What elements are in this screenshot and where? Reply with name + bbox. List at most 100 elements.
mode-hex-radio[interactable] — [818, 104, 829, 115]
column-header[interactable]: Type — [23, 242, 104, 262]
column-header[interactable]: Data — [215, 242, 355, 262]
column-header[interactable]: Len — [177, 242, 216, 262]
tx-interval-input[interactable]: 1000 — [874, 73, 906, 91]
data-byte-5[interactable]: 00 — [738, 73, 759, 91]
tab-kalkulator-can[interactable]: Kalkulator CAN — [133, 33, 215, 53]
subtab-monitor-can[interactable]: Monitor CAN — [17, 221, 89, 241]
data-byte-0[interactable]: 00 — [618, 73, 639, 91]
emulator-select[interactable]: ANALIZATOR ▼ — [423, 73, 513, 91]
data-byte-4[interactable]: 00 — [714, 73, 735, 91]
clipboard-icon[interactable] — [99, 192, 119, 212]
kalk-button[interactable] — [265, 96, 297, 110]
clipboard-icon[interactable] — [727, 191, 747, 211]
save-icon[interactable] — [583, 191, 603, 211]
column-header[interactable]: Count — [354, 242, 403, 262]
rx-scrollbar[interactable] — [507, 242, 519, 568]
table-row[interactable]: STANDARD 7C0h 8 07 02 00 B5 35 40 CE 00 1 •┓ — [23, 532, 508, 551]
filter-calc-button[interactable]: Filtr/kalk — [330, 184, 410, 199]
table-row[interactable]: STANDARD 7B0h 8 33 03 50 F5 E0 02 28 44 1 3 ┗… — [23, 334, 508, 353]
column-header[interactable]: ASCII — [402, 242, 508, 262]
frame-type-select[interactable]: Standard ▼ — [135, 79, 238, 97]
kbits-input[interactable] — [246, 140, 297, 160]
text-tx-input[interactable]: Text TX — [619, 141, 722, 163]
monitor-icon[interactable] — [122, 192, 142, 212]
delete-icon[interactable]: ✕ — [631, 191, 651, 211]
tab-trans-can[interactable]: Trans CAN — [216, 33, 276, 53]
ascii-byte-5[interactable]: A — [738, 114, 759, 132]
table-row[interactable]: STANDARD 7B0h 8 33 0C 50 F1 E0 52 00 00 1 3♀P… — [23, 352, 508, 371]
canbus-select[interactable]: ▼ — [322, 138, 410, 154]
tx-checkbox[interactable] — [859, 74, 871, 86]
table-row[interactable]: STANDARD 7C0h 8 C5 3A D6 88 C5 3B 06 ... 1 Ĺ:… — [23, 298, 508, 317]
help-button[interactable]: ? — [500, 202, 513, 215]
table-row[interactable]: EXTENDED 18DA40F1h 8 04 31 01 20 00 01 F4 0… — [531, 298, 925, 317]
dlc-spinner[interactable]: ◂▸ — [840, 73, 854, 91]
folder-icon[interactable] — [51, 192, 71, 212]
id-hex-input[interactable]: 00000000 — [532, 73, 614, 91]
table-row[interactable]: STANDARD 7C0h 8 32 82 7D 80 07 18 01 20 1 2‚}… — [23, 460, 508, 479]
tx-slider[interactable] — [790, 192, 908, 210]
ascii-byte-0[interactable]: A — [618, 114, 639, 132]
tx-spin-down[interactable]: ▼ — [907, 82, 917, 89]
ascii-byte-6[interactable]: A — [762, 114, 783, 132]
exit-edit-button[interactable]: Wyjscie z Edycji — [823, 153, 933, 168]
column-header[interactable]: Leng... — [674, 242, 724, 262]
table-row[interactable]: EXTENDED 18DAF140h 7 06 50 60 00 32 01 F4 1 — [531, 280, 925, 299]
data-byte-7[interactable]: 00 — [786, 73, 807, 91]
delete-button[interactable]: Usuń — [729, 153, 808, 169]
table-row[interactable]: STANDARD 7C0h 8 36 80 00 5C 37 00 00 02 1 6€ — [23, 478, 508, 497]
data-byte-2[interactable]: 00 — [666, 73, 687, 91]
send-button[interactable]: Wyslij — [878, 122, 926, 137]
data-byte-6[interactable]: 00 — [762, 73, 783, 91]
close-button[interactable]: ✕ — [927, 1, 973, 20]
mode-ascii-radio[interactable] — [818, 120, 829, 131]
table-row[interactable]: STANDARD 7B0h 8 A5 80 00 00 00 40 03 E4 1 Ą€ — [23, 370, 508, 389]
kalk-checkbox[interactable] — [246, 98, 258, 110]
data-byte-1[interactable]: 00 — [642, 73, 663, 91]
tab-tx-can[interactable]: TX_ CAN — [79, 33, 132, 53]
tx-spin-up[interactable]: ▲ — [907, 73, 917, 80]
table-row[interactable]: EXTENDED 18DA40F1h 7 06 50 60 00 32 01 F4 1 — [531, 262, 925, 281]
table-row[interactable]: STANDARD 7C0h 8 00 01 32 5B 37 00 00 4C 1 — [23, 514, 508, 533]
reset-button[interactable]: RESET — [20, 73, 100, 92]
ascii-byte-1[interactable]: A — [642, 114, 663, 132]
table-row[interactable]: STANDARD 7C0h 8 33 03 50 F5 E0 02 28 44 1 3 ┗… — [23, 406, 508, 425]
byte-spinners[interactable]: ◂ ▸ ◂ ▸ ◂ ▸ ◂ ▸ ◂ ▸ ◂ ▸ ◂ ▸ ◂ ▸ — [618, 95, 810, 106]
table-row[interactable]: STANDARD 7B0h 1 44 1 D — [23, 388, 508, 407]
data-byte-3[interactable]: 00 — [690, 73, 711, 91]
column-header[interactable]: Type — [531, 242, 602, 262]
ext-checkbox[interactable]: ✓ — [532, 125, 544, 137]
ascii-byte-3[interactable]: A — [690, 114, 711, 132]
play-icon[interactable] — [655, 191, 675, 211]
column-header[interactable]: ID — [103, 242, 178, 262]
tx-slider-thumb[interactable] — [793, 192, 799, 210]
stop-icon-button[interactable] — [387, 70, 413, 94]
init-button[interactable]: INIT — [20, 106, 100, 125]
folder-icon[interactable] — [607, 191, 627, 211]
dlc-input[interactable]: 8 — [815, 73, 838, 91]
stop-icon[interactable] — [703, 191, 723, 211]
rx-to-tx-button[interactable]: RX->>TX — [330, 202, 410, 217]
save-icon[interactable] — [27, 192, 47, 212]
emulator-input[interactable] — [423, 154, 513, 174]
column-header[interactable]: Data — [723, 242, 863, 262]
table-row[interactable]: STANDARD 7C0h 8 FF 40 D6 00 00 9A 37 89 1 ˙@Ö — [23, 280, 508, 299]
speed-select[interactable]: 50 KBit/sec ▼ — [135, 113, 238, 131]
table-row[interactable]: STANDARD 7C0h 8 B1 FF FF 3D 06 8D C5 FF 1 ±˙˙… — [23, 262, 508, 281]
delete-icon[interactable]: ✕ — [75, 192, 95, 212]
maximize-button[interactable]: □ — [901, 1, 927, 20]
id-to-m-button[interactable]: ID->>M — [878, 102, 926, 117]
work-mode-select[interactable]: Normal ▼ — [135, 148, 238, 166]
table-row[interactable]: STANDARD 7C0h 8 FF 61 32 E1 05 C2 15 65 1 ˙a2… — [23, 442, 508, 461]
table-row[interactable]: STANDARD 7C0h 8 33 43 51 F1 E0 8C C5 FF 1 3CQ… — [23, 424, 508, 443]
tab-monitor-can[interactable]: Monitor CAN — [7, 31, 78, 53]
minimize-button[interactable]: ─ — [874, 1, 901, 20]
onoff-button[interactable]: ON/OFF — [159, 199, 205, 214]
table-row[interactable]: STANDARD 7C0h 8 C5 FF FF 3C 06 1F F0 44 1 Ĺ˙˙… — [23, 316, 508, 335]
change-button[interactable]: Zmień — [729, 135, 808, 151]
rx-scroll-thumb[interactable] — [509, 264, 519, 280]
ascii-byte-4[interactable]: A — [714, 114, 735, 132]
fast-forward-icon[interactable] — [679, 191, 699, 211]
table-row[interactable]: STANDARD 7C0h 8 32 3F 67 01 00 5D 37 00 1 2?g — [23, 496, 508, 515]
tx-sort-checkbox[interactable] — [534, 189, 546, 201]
-- -- --
### Exercise instructions
Please rewrite the records from their start up to and including the line with "frame-type-select[interactable]: Standard ▼", changing every "column-header" to "table-heading" and leaving the rest as it is.

### Output
What elements are in this screenshot and where? Reply with name + bbox. List at most 100 elements.
mode-hex-radio[interactable] — [818, 104, 829, 115]
table-heading[interactable]: Type — [23, 242, 104, 262]
table-heading[interactable]: Data — [215, 242, 355, 262]
table-heading[interactable]: Len — [177, 242, 216, 262]
tx-interval-input[interactable]: 1000 — [874, 73, 906, 91]
data-byte-5[interactable]: 00 — [738, 73, 759, 91]
tab-kalkulator-can[interactable]: Kalkulator CAN — [133, 33, 215, 53]
subtab-monitor-can[interactable]: Monitor CAN — [17, 221, 89, 241]
data-byte-0[interactable]: 00 — [618, 73, 639, 91]
emulator-select[interactable]: ANALIZATOR ▼ — [423, 73, 513, 91]
data-byte-4[interactable]: 00 — [714, 73, 735, 91]
clipboard-icon[interactable] — [99, 192, 119, 212]
kalk-button[interactable] — [265, 96, 297, 110]
clipboard-icon[interactable] — [727, 191, 747, 211]
save-icon[interactable] — [583, 191, 603, 211]
table-heading[interactable]: Count — [354, 242, 403, 262]
rx-scrollbar[interactable] — [507, 242, 519, 568]
table-row[interactable]: STANDARD 7C0h 8 07 02 00 B5 35 40 CE 00 1 •┓ — [23, 532, 508, 551]
filter-calc-button[interactable]: Filtr/kalk — [330, 184, 410, 199]
table-row[interactable]: STANDARD 7B0h 8 33 03 50 F5 E0 02 28 44 1 3 ┗… — [23, 334, 508, 353]
table-heading[interactable]: ASCII — [402, 242, 508, 262]
frame-type-select[interactable]: Standard ▼ — [135, 79, 238, 97]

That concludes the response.